* [Data entries]
^^^^

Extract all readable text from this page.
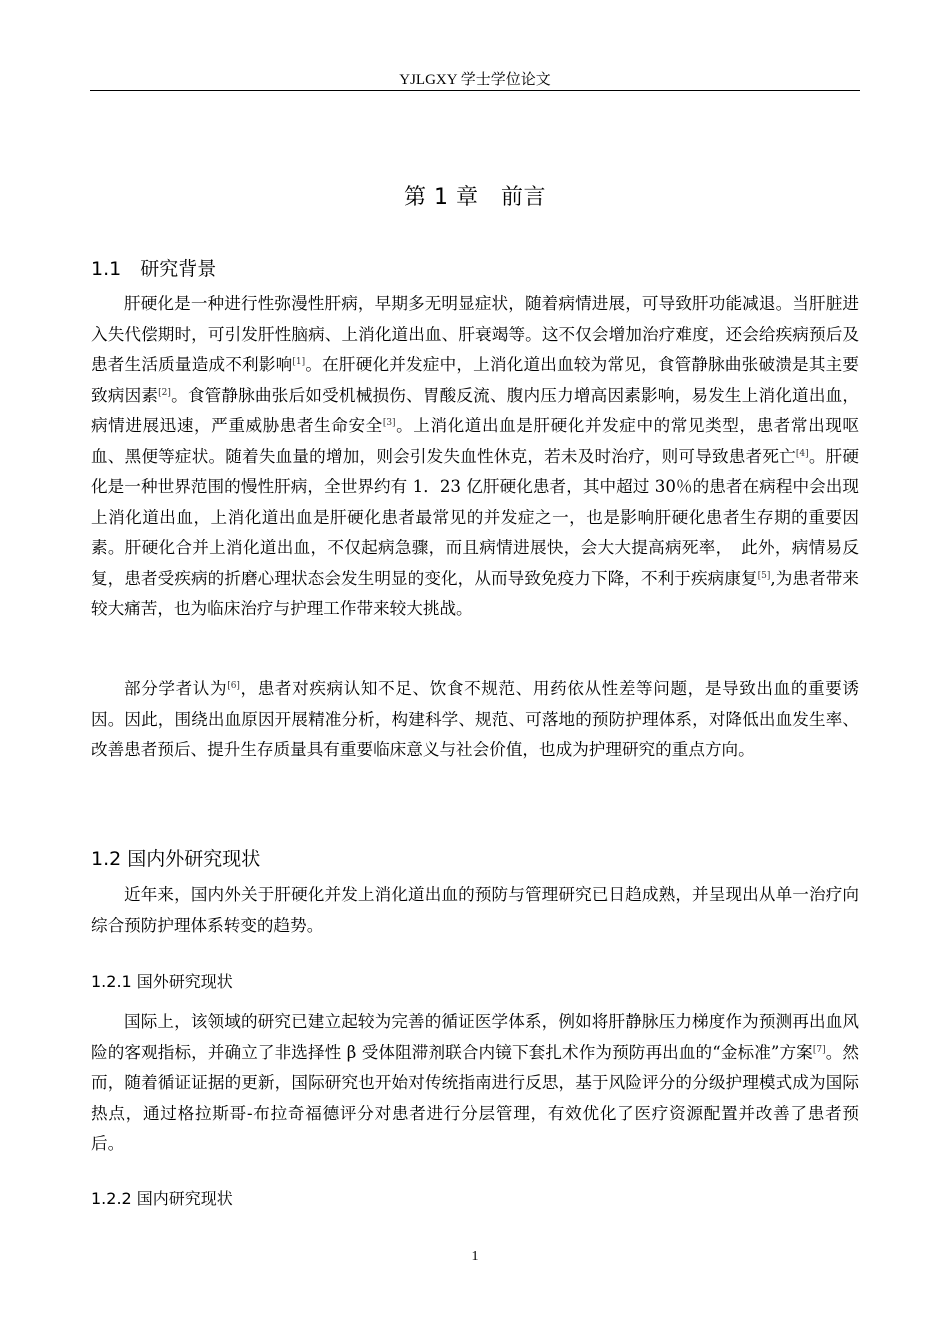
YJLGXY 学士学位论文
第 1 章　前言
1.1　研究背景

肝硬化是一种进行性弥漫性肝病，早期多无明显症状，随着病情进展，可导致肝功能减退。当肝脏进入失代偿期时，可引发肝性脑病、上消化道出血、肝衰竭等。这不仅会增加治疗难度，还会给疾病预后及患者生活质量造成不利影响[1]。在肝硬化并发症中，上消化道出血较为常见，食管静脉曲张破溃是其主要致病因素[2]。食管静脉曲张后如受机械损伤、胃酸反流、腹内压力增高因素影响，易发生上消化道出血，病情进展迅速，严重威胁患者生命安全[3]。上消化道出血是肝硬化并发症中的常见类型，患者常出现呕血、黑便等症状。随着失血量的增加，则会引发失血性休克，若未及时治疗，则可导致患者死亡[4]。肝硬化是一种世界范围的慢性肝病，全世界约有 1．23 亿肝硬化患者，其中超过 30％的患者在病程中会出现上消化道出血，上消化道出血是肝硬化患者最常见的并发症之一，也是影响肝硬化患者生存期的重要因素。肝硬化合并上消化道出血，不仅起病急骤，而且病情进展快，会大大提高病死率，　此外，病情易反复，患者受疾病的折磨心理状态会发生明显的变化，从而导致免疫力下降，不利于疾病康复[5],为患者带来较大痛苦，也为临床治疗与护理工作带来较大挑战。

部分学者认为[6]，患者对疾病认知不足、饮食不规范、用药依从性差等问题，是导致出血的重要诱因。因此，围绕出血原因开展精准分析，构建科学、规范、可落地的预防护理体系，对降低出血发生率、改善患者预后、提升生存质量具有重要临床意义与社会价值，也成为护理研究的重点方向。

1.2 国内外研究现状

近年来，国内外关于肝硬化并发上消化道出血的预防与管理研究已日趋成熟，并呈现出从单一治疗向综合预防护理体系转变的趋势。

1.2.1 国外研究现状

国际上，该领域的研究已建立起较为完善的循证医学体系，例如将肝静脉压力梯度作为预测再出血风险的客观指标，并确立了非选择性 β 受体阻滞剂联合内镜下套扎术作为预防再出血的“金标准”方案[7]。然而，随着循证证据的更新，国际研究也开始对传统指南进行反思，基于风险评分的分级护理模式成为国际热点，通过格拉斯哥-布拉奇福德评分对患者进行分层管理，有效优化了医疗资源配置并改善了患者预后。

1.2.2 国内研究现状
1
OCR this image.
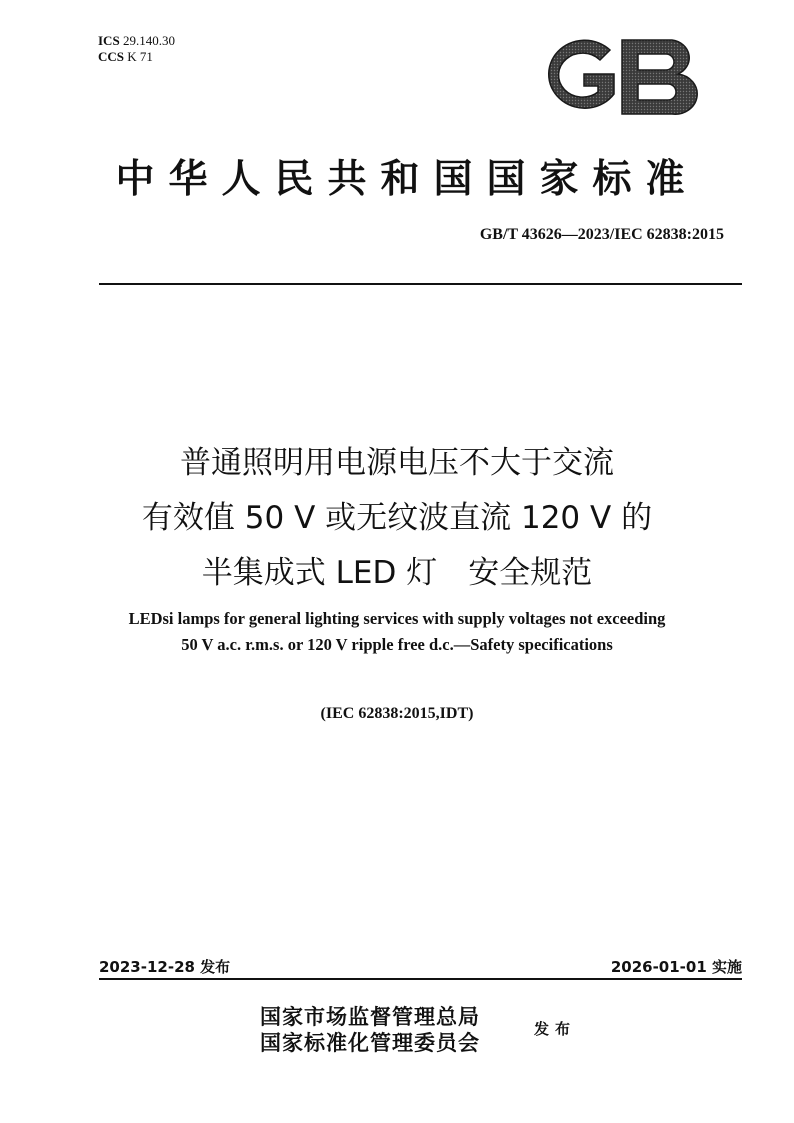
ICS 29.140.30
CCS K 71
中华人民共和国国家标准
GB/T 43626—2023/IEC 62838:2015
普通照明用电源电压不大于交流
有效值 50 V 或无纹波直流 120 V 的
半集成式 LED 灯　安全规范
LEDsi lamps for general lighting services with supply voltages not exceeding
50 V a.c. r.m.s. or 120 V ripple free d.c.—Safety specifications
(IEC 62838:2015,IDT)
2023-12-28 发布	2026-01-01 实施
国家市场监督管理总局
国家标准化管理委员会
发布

^^^^

* [EXERCISE DETAILS] Repeat verbatim all the material, but not the pictures.

* [FINAL RESULT]
Extract all readable text from this page.
YJLGXY 学士学位论文
第 1 章　前言
1.1　研究背景

肝硬化是一种进行性弥漫性肝病，早期多无明显症状，随着病情进展，可导致肝功能减退。当肝脏进入失代偿期时，可引发肝性脑病、上消化道出血、肝衰竭等。这不仅会增加治疗难度，还会给疾病预后及患者生活质量造成不利影响[1]。在肝硬化并发症中，上消化道出血较为常见，食管静脉曲张破溃是其主要致病因素[2]。食管静脉曲张后如受机械损伤、胃酸反流、腹内压力增高因素影响，易发生上消化道出血，病情进展迅速，严重威胁患者生命安全[3]。上消化道出血是肝硬化并发症中的常见类型，患者常出现呕血、黑便等症状。随着失血量的增加，则会引发失血性休克，若未及时治疗，则可导致患者死亡[4]。肝硬化是一种世界范围的慢性肝病，全世界约有 1．23 亿肝硬化患者，其中超过 30％的患者在病程中会出现上消化道出血，上消化道出血是肝硬化患者最常见的并发症之一，也是影响肝硬化患者生存期的重要因素。肝硬化合并上消化道出血，不仅起病急骤，而且病情进展快，会大大提高病死率，　此外，病情易反复，患者受疾病的折磨心理状态会发生明显的变化，从而导致免疫力下降，不利于疾病康复[5],为患者带来较大痛苦，也为临床治疗与护理工作带来较大挑战。

部分学者认为[6]，患者对疾病认知不足、饮食不规范、用药依从性差等问题，是导致出血的重要诱因。因此，围绕出血原因开展精准分析，构建科学、规范、可落地的预防护理体系，对降低出血发生率、改善患者预后、提升生存质量具有重要临床意义与社会价值，也成为护理研究的重点方向。

1.2 国内外研究现状

近年来，国内外关于肝硬化并发上消化道出血的预防与管理研究已日趋成熟，并呈现出从单一治疗向综合预防护理体系转变的趋势。

1.2.1 国外研究现状

国际上，该领域的研究已建立起较为完善的循证医学体系，例如将肝静脉压力梯度作为预测再出血风险的客观指标，并确立了非选择性 β 受体阻滞剂联合内镜下套扎术作为预防再出血的“金标准”方案[7]。然而，随着循证证据的更新，国际研究也开始对传统指南进行反思，基于风险评分的分级护理模式成为国际热点，通过格拉斯哥-布拉奇福德评分对患者进行分层管理，有效优化了医疗资源配置并改善了患者预后。

1.2.2 国内研究现状
1
OCR this image.
ICS 29.140.30
CCS K 71
中华人民共和国国家标准
GB/T 43626—2023/IEC 62838:2015
普通照明用电源电压不大于交流
有效值 50 V 或无纹波直流 120 V 的
半集成式 LED 灯　安全规范
LEDsi lamps for general lighting services with supply voltages not exceeding
50 V a.c. r.m.s. or 120 V ripple free d.c.—Safety specifications
(IEC 62838:2015,IDT)
2023-12-28 发布	2026-01-01 实施
国家市场监督管理总局
国家标准化管理委员会
发布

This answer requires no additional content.